• **Work to be completed**: Quote all of the data exactly as given. Skip every picture it contains.

----------

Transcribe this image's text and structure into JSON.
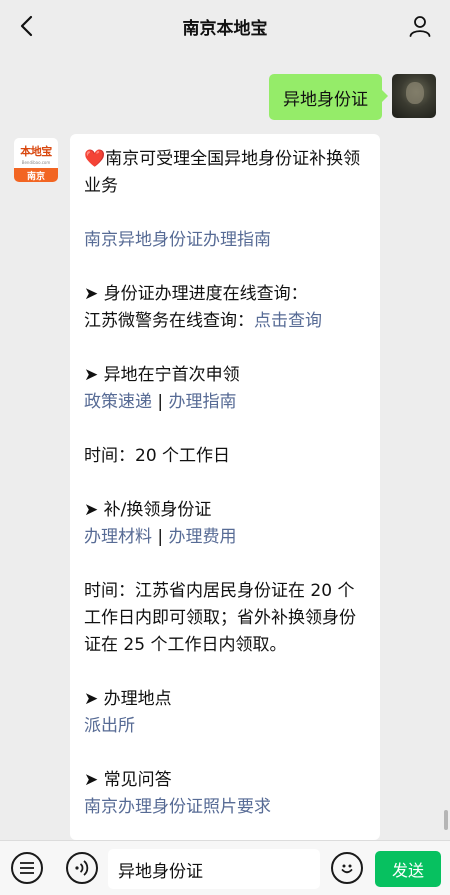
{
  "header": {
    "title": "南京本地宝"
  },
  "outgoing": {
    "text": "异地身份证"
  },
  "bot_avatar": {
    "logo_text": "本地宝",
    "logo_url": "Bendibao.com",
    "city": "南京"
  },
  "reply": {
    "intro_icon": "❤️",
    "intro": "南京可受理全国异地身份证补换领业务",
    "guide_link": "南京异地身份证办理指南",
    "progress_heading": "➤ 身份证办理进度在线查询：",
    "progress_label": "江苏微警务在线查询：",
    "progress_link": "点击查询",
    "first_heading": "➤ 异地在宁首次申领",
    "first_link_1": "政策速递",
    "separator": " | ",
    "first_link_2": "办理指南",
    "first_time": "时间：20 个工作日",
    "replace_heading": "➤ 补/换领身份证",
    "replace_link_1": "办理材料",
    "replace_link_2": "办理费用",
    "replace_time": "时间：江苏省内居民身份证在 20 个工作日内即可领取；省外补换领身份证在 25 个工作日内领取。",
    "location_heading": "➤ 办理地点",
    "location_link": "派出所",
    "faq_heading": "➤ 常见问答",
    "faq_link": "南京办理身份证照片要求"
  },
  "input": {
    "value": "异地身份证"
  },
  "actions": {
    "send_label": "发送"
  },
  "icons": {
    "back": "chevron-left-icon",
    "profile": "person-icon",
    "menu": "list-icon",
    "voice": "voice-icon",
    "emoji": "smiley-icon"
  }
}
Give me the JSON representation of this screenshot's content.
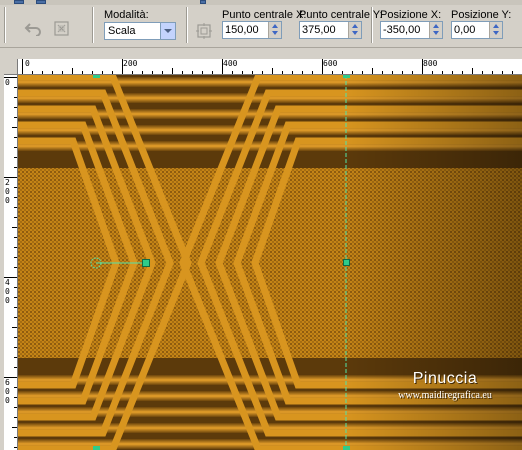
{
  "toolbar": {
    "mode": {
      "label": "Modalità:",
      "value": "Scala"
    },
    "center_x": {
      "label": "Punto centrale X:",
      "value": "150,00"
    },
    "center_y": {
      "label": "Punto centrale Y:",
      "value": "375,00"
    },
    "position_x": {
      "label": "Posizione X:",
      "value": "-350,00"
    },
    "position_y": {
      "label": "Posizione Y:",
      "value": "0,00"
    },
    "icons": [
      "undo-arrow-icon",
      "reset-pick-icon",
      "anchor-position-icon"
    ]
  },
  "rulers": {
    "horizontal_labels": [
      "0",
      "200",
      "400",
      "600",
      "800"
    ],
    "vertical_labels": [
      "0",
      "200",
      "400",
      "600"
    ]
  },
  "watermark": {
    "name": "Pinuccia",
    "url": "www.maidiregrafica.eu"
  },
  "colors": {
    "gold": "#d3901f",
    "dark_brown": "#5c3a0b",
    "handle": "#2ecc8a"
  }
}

----------

• **The result**:
Transcribe this image's text and structure into JSON.
{
  "header": {
    "title": "南京本地宝"
  },
  "outgoing": {
    "text": "异地身份证"
  },
  "bot_avatar": {
    "logo_text": "本地宝",
    "logo_url": "Bendibao.com",
    "city": "南京"
  },
  "reply": {
    "intro_icon": "❤️",
    "intro": "南京可受理全国异地身份证补换领业务",
    "guide_link": "南京异地身份证办理指南",
    "progress_heading": "➤ 身份证办理进度在线查询：",
    "progress_label": "江苏微警务在线查询：",
    "progress_link": "点击查询",
    "first_heading": "➤ 异地在宁首次申领",
    "first_link_1": "政策速递",
    "separator": " | ",
    "first_link_2": "办理指南",
    "first_time": "时间：20 个工作日",
    "replace_heading": "➤ 补/换领身份证",
    "replace_link_1": "办理材料",
    "replace_link_2": "办理费用",
    "replace_time": "时间：江苏省内居民身份证在 20 个工作日内即可领取；省外补换领身份证在 25 个工作日内领取。",
    "location_heading": "➤ 办理地点",
    "location_link": "派出所",
    "faq_heading": "➤ 常见问答",
    "faq_link": "南京办理身份证照片要求"
  },
  "input": {
    "value": "异地身份证"
  },
  "actions": {
    "send_label": "发送"
  },
  "icons": {
    "back": "chevron-left-icon",
    "profile": "person-icon",
    "menu": "list-icon",
    "voice": "voice-icon",
    "emoji": "smiley-icon"
  }
}
Give me the JSON representation of this screenshot's content.
{
  "toolbar": {
    "mode": {
      "label": "Modalità:",
      "value": "Scala"
    },
    "center_x": {
      "label": "Punto centrale X:",
      "value": "150,00"
    },
    "center_y": {
      "label": "Punto centrale Y:",
      "value": "375,00"
    },
    "position_x": {
      "label": "Posizione X:",
      "value": "-350,00"
    },
    "position_y": {
      "label": "Posizione Y:",
      "value": "0,00"
    },
    "icons": [
      "undo-arrow-icon",
      "reset-pick-icon",
      "anchor-position-icon"
    ]
  },
  "rulers": {
    "horizontal_labels": [
      "0",
      "200",
      "400",
      "600",
      "800"
    ],
    "vertical_labels": [
      "0",
      "200",
      "400",
      "600"
    ]
  },
  "watermark": {
    "name": "Pinuccia",
    "url": "www.maidiregrafica.eu"
  },
  "colors": {
    "gold": "#d3901f",
    "dark_brown": "#5c3a0b",
    "handle": "#2ecc8a"
  }
}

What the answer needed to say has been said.